Stated problem:
Below are some entries. Copy each line that holds the string "Opisywanie".

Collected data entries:
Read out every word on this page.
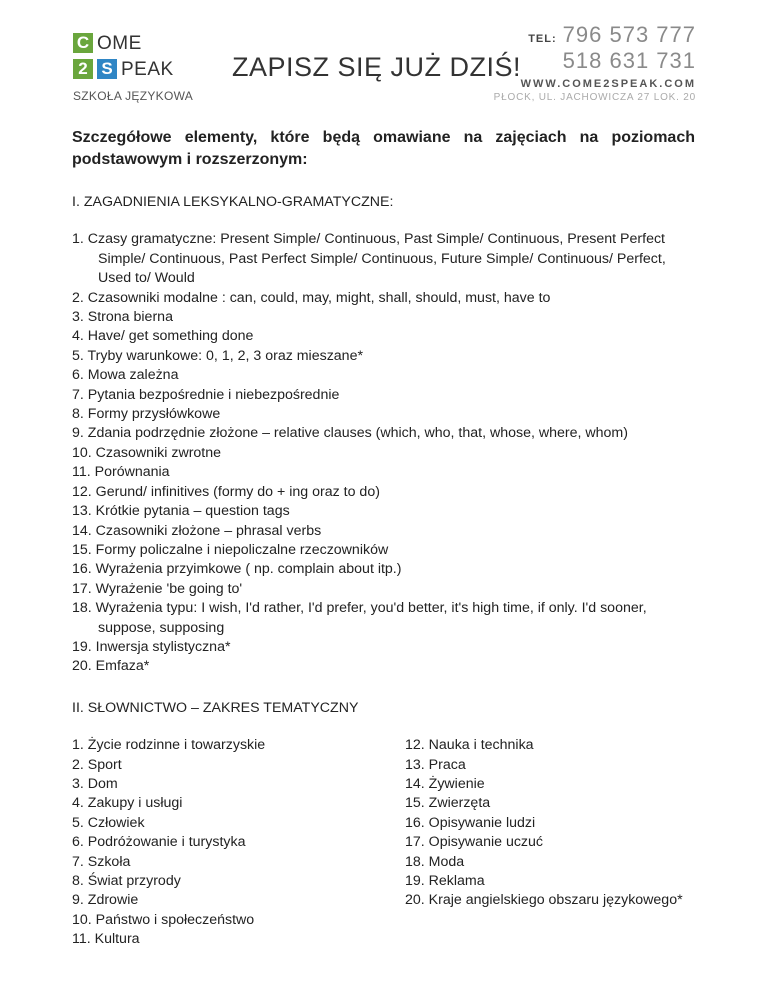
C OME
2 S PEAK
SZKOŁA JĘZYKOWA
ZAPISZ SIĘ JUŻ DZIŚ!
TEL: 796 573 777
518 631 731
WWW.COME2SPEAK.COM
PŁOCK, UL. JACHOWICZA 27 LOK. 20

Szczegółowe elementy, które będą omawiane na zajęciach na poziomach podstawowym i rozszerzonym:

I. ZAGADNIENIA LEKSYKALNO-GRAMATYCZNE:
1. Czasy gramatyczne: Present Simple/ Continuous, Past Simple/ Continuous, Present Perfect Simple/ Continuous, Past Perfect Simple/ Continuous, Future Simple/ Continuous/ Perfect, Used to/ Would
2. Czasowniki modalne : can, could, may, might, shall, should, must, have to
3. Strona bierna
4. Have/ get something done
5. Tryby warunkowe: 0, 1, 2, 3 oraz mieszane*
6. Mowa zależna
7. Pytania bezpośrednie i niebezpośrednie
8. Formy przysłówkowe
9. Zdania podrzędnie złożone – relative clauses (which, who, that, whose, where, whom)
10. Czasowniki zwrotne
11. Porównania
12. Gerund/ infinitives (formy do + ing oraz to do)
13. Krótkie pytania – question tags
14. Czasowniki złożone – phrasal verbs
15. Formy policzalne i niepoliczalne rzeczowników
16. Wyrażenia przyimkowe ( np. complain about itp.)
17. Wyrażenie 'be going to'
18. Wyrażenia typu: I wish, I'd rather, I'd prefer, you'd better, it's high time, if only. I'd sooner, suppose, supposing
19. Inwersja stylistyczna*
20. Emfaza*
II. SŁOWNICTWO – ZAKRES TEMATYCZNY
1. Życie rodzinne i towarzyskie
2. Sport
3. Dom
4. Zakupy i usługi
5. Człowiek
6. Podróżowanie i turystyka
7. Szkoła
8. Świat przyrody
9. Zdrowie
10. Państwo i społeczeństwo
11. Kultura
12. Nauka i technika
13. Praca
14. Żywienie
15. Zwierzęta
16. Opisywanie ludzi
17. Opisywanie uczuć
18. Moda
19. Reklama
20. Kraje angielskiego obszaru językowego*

In response:
16. Opisywanie ludzi
17. Opisywanie uczuć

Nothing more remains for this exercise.